(Dataset items)

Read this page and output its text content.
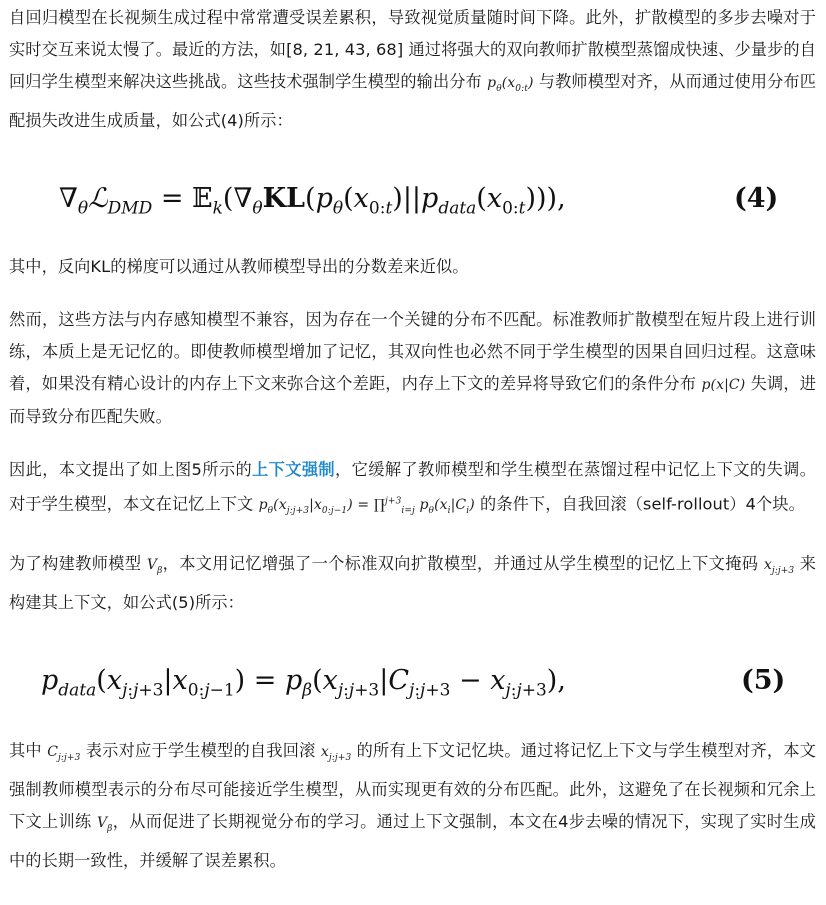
自回归模型在长视频生成过程中常常遭受误差累积，导致视觉质量随时间下降。此外，扩散模型的多步去噪对于实时交互来说太慢了。最近的方法，如[8, 21, 43, 68] 通过将强大的双向教师扩散模型蒸馏成快速、少量步的自回归学生模型来解决这些挑战。这些技术强制学生模型的输出分布 $p_\theta(x_{0:t})$ 与教师模型对齐，从而通过使用分布匹配损失改进生成质量，如公式(4)所示：

$\nabla_\theta ℒ_{DMD}$ = $𝔼_k(\nabla_\theta KL(p_\theta(x_{0:t})||p_{data}(x_{0:t})))$,	(4)

其中，反向KL的梯度可以通过从教师模型导出的分数差来近似。

然而，这些方法与内存感知模型不兼容，因为存在一个关键的分布不匹配。标准教师扩散模型在短片段上进行训练，本质上是无记忆的。即使教师模型增加了记忆，其双向性也必然不同于学生模型的因果自回归过程。这意味着，如果没有精心设计的内存上下文来弥合这个差距，内存上下文的差异将导致它们的条件分布 p(x|C) 失调，进而导致分布匹配失败。

因此，本文提出了如上图5所示的上下文强制，它缓解了教师模型和学生模型在蒸馏过程中记忆上下文的失调。对于学生模型，本文在记忆上下文 $p_\theta(x_{j:j+3}|x_{0:j-1})$ = ∏$^{j+3}_{i=j}$ $p_\theta(x_i|C_i)$ 的条件下，自我回滚（self-rollout）4个块。

为了构建教师模型 $V_\beta$，本文用记忆增强了一个标准双向扩散模型，并通过从学生模型的记忆上下文掩码 $x_{j:j+3}$ 来构建其上下文，如公式(5)所示：

$p_{data}(x_{j:j+3}|x_{0:j-1}) = p_\beta(x_{j:j+3}|C_{j:j+3} - x_{j:j+3})$,	(5)

其中 $C_{j:j+3}$ 表示对应于学生模型的自我回滚 $x_{j:j+3}$ 的所有上下文记忆块。通过将记忆上下文与学生模型对齐，本文强制教师模型表示的分布尽可能接近学生模型，从而实现更有效的分布匹配。此外，这避免了在长视频和冗余上下文上训练 $V_\beta$，从而促进了长期视觉分布的学习。通过上下文强制，本文在4步去噪的情况下，实现了实时生成中的长期一致性，并缓解了误差累积。
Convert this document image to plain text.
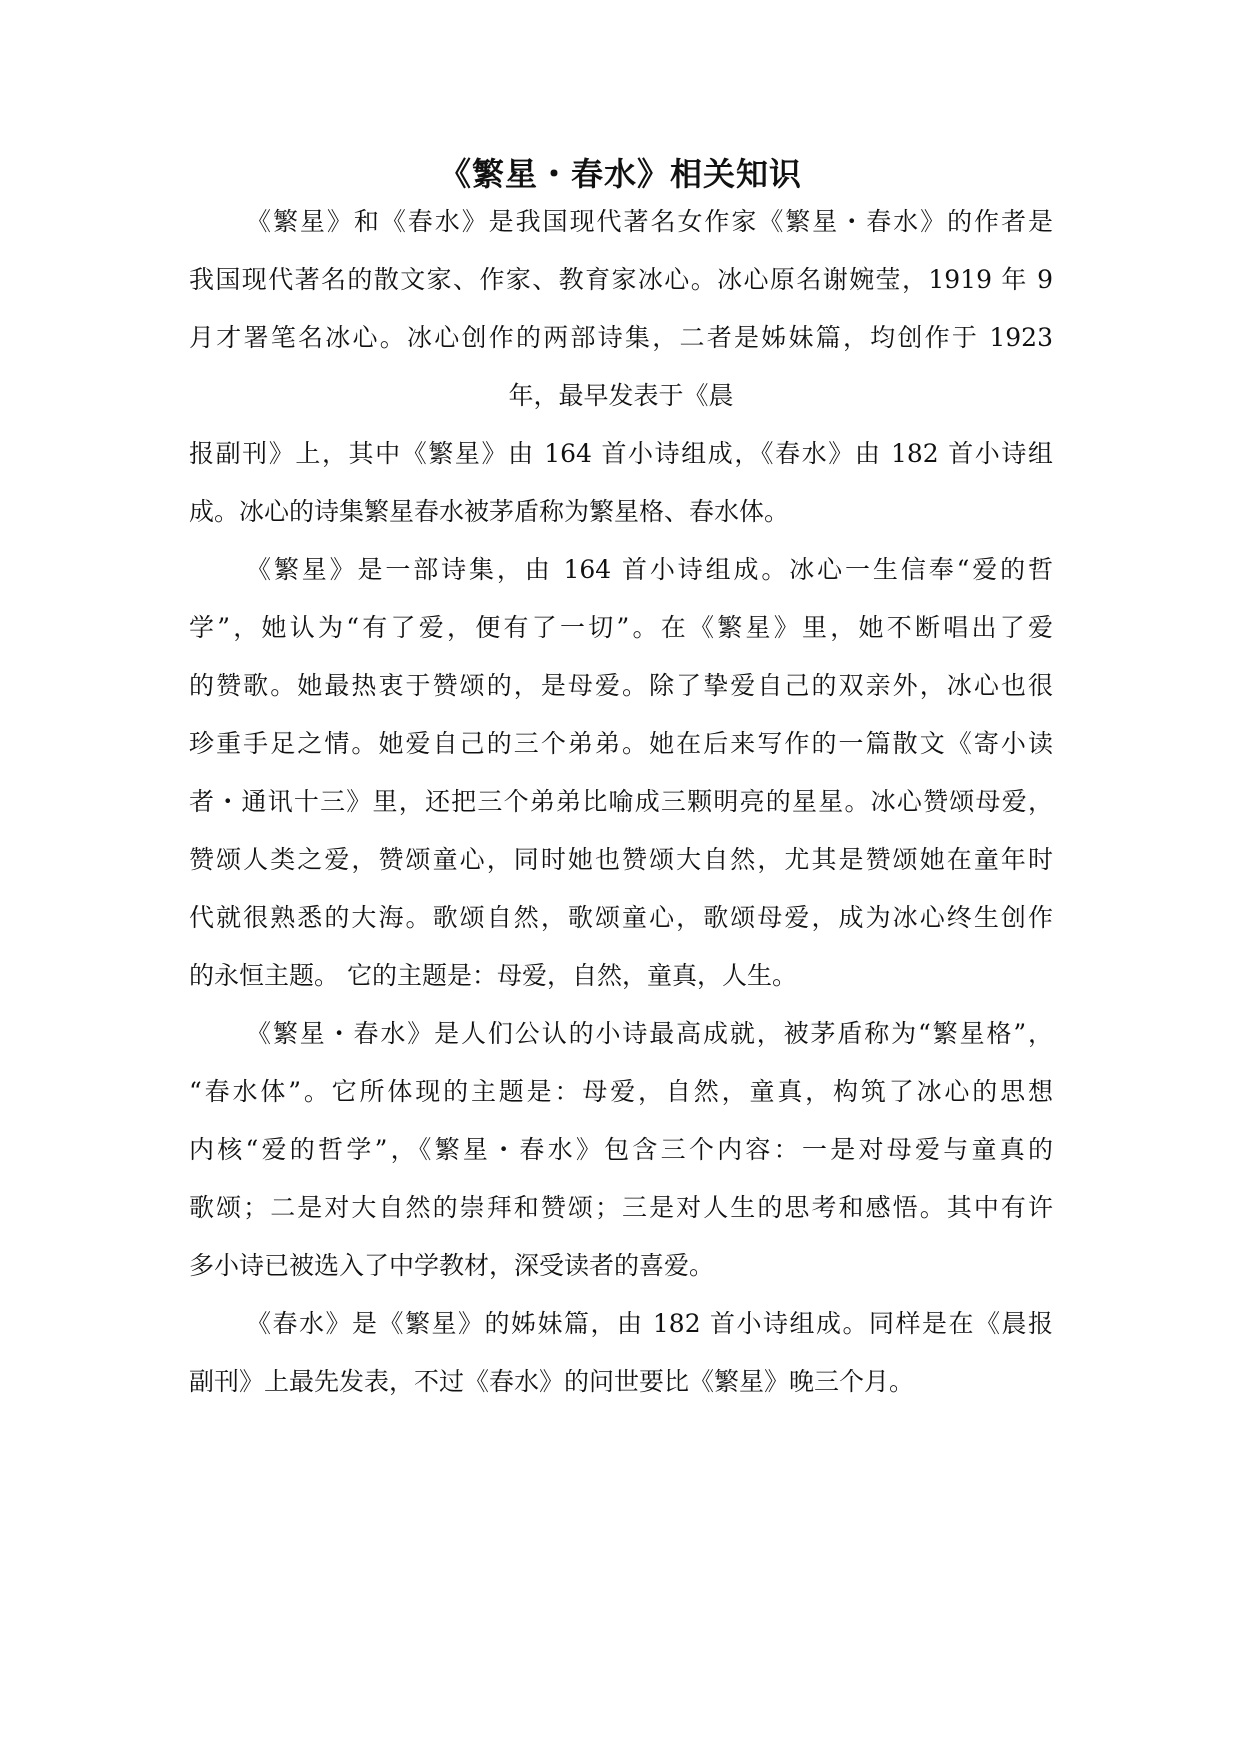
《繁星・春水》相关知识

《繁星》和《春水》是我国现代著名女作家《繁星・春水》的作者是

我国现代著名的散文家、作家、教育家冰心。冰心原名谢婉莹，1919 年 9

月才署笔名冰心。冰心创作的两部诗集，二者是姊妹篇，均创作于 1923

年，最早发表于《晨

报副刊》上，其中《繁星》由 164 首小诗组成，《春水》由 182 首小诗组

成。冰心的诗集繁星春水被茅盾称为繁星格、春水体。

《繁星》是一部诗集，由 164 首小诗组成。冰心一生信奉“爱的哲

学”，她认为“有了爱，便有了一切”。在《繁星》里，她不断唱出了爱

的赞歌。她最热衷于赞颂的，是母爱。除了挚爱自己的双亲外，冰心也很

珍重手足之情。她爱自己的三个弟弟。她在后来写作的一篇散文《寄小读

者・通讯十三》里，还把三个弟弟比喻成三颗明亮的星星。冰心赞颂母爱，

赞颂人类之爱，赞颂童心，同时她也赞颂大自然，尤其是赞颂她在童年时

代就很熟悉的大海。歌颂自然，歌颂童心，歌颂母爱，成为冰心终生创作

的永恒主题。 它的主题是：母爱，自然，童真，人生。

《繁星・春水》是人们公认的小诗最高成就，被茅盾称为“繁星格”，

“春水体”。它所体现的主题是：母爱，自然，童真，构筑了冰心的思想

内核“爱的哲学”，《繁星・春水》包含三个内容：一是对母爱与童真的

歌颂；二是对大自然的崇拜和赞颂；三是对人生的思考和感悟。其中有许

多小诗已被选入了中学教材，深受读者的喜爱。

《春水》是《繁星》的姊妹篇，由 182 首小诗组成。同样是在《晨报

副刊》上最先发表，不过《春水》的问世要比《繁星》晚三个月。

Problem to solve: Give an exact copy of the material, leaving out every picture.

Output of the task:
Read this page and output its text content.
自回归模型在长视频生成过程中常常遭受误差累积，导致视觉质量随时间下降。此外，扩散模型的多步去噪对于实时交互来说太慢了。最近的方法，如[8, 21, 43, 68] 通过将强大的双向教师扩散模型蒸馏成快速、少量步的自回归学生模型来解决这些挑战。这些技术强制学生模型的输出分布 $p_\theta(x_{0:t})$ 与教师模型对齐，从而通过使用分布匹配损失改进生成质量，如公式(4)所示：

$\nabla_\theta ℒ_{DMD}$ = $𝔼_k(\nabla_\theta KL(p_\theta(x_{0:t})||p_{data}(x_{0:t})))$,	(4)

其中，反向KL的梯度可以通过从教师模型导出的分数差来近似。

然而，这些方法与内存感知模型不兼容，因为存在一个关键的分布不匹配。标准教师扩散模型在短片段上进行训练，本质上是无记忆的。即使教师模型增加了记忆，其双向性也必然不同于学生模型的因果自回归过程。这意味着，如果没有精心设计的内存上下文来弥合这个差距，内存上下文的差异将导致它们的条件分布 p(x|C) 失调，进而导致分布匹配失败。

因此，本文提出了如上图5所示的上下文强制，它缓解了教师模型和学生模型在蒸馏过程中记忆上下文的失调。对于学生模型，本文在记忆上下文 $p_\theta(x_{j:j+3}|x_{0:j-1})$ = ∏$^{j+3}_{i=j}$ $p_\theta(x_i|C_i)$ 的条件下，自我回滚（self-rollout）4个块。

为了构建教师模型 $V_\beta$，本文用记忆增强了一个标准双向扩散模型，并通过从学生模型的记忆上下文掩码 $x_{j:j+3}$ 来构建其上下文，如公式(5)所示：

$p_{data}(x_{j:j+3}|x_{0:j-1}) = p_\beta(x_{j:j+3}|C_{j:j+3} - x_{j:j+3})$,	(5)

其中 $C_{j:j+3}$ 表示对应于学生模型的自我回滚 $x_{j:j+3}$ 的所有上下文记忆块。通过将记忆上下文与学生模型对齐，本文强制教师模型表示的分布尽可能接近学生模型，从而实现更有效的分布匹配。此外，这避免了在长视频和冗余上下文上训练 $V_\beta$，从而促进了长期视觉分布的学习。通过上下文强制，本文在4步去噪的情况下，实现了实时生成中的长期一致性，并缓解了误差累积。
Convert this document image to plain text.
《繁星・春水》相关知识

《繁星》和《春水》是我国现代著名女作家《繁星・春水》的作者是

我国现代著名的散文家、作家、教育家冰心。冰心原名谢婉莹，1919 年 9

月才署笔名冰心。冰心创作的两部诗集，二者是姊妹篇，均创作于 1923

年，最早发表于《晨

报副刊》上，其中《繁星》由 164 首小诗组成，《春水》由 182 首小诗组

成。冰心的诗集繁星春水被茅盾称为繁星格、春水体。

《繁星》是一部诗集，由 164 首小诗组成。冰心一生信奉“爱的哲

学”，她认为“有了爱，便有了一切”。在《繁星》里，她不断唱出了爱

的赞歌。她最热衷于赞颂的，是母爱。除了挚爱自己的双亲外，冰心也很

珍重手足之情。她爱自己的三个弟弟。她在后来写作的一篇散文《寄小读

者・通讯十三》里，还把三个弟弟比喻成三颗明亮的星星。冰心赞颂母爱，

赞颂人类之爱，赞颂童心，同时她也赞颂大自然，尤其是赞颂她在童年时

代就很熟悉的大海。歌颂自然，歌颂童心，歌颂母爱，成为冰心终生创作

的永恒主题。 它的主题是：母爱，自然，童真，人生。

《繁星・春水》是人们公认的小诗最高成就，被茅盾称为“繁星格”，

“春水体”。它所体现的主题是：母爱，自然，童真，构筑了冰心的思想

内核“爱的哲学”，《繁星・春水》包含三个内容：一是对母爱与童真的

歌颂；二是对大自然的崇拜和赞颂；三是对人生的思考和感悟。其中有许

多小诗已被选入了中学教材，深受读者的喜爱。

《春水》是《繁星》的姊妹篇，由 182 首小诗组成。同样是在《晨报

副刊》上最先发表，不过《春水》的问世要比《繁星》晚三个月。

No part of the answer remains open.